### WORK INSTRUCTIONS
Quote the whole listing verbatim.

### RECORDS PROVIDED
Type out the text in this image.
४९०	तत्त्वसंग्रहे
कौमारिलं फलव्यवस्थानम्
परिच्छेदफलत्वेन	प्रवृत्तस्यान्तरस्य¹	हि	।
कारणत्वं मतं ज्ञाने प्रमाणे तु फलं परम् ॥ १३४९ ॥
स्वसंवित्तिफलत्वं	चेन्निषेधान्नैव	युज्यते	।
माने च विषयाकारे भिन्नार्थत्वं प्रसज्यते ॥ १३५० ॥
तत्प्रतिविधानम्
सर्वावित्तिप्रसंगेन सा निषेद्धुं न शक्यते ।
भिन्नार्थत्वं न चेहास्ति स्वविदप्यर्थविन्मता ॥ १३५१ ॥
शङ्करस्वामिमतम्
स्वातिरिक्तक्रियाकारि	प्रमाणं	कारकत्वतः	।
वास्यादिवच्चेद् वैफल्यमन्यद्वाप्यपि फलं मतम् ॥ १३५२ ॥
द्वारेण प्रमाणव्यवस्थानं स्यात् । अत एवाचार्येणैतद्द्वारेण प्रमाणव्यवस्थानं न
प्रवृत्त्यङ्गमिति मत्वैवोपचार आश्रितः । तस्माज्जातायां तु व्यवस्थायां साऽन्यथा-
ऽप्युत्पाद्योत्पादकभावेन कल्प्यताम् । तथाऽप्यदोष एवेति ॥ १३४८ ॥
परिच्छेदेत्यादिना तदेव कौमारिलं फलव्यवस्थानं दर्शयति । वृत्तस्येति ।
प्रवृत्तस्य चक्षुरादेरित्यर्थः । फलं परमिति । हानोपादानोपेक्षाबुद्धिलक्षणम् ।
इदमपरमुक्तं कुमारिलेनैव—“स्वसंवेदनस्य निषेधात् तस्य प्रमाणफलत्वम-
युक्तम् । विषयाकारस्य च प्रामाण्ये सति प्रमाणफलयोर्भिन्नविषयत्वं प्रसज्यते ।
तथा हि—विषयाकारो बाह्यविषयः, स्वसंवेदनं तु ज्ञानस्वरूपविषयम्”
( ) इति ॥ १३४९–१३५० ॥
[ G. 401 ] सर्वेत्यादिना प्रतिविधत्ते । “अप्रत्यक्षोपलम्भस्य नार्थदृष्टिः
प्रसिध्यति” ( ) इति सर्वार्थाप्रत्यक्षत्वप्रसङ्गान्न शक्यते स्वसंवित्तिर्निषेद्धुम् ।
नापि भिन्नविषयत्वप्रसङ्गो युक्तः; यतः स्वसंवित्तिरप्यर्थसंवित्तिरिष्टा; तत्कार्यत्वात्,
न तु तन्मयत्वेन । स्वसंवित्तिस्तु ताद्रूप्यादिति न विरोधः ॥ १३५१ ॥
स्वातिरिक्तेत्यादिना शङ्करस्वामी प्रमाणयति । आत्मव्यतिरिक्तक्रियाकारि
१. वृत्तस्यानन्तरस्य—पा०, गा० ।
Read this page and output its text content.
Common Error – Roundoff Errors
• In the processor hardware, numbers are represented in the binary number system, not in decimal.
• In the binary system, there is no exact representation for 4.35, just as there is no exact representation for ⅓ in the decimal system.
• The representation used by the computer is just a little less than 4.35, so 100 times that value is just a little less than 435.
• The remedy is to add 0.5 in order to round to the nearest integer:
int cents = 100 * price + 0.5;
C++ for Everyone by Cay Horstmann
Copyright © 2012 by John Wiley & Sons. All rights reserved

### EXERCISE RESULT
Type out the text in this image.
४९०	तत्त्वसंग्रहे
कौमारिलं फलव्यवस्थानम्
परिच्छेदफलत्वेन	प्रवृत्तस्यान्तरस्य¹	हि	।
कारणत्वं मतं ज्ञाने प्रमाणे तु फलं परम् ॥ १३४९ ॥
स्वसंवित्तिफलत्वं	चेन्निषेधान्नैव	युज्यते	।
माने च विषयाकारे भिन्नार्थत्वं प्रसज्यते ॥ १३५० ॥
तत्प्रतिविधानम्
सर्वावित्तिप्रसंगेन सा निषेद्धुं न शक्यते ।
भिन्नार्थत्वं न चेहास्ति स्वविदप्यर्थविन्मता ॥ १३५१ ॥
शङ्करस्वामिमतम्
स्वातिरिक्तक्रियाकारि	प्रमाणं	कारकत्वतः	।
वास्यादिवच्चेद् वैफल्यमन्यद्वाप्यपि फलं मतम् ॥ १३५२ ॥
द्वारेण प्रमाणव्यवस्थानं स्यात् । अत एवाचार्येणैतद्द्वारेण प्रमाणव्यवस्थानं न
प्रवृत्त्यङ्गमिति मत्वैवोपचार आश्रितः । तस्माज्जातायां तु व्यवस्थायां साऽन्यथा-
ऽप्युत्पाद्योत्पादकभावेन कल्प्यताम् । तथाऽप्यदोष एवेति ॥ १३४८ ॥
परिच्छेदेत्यादिना तदेव कौमारिलं फलव्यवस्थानं दर्शयति । वृत्तस्येति ।
प्रवृत्तस्य चक्षुरादेरित्यर्थः । फलं परमिति । हानोपादानोपेक्षाबुद्धिलक्षणम् ।
इदमपरमुक्तं कुमारिलेनैव—“स्वसंवेदनस्य निषेधात् तस्य प्रमाणफलत्वम-
युक्तम् । विषयाकारस्य च प्रामाण्ये सति प्रमाणफलयोर्भिन्नविषयत्वं प्रसज्यते ।
तथा हि—विषयाकारो बाह्यविषयः, स्वसंवेदनं तु ज्ञानस्वरूपविषयम्”
( ) इति ॥ १३४९–१३५० ॥
[ G. 401 ] सर्वेत्यादिना प्रतिविधत्ते । “अप्रत्यक्षोपलम्भस्य नार्थदृष्टिः
प्रसिध्यति” ( ) इति सर्वार्थाप्रत्यक्षत्वप्रसङ्गान्न शक्यते स्वसंवित्तिर्निषेद्धुम् ।
नापि भिन्नविषयत्वप्रसङ्गो युक्तः; यतः स्वसंवित्तिरप्यर्थसंवित्तिरिष्टा; तत्कार्यत्वात्,
न तु तन्मयत्वेन । स्वसंवित्तिस्तु ताद्रूप्यादिति न विरोधः ॥ १३५१ ॥
स्वातिरिक्तेत्यादिना शङ्करस्वामी प्रमाणयति । आत्मव्यतिरिक्तक्रियाकारि
१. वृत्तस्यानन्तरस्य—पा०, गा० ।
Read this page and output its text content.
Common Error – Roundoff Errors
• In the processor hardware, numbers are represented in the binary number system, not in decimal.
• In the binary system, there is no exact representation for 4.35, just as there is no exact representation for ⅓ in the decimal system.
• The representation used by the computer is just a little less than 4.35, so 100 times that value is just a little less than 435.
• The remedy is to add 0.5 in order to round to the nearest integer:
int cents = 100 * price + 0.5;
C++ for Everyone by Cay Horstmann
Copyright © 2012 by John Wiley & Sons. All rights reserved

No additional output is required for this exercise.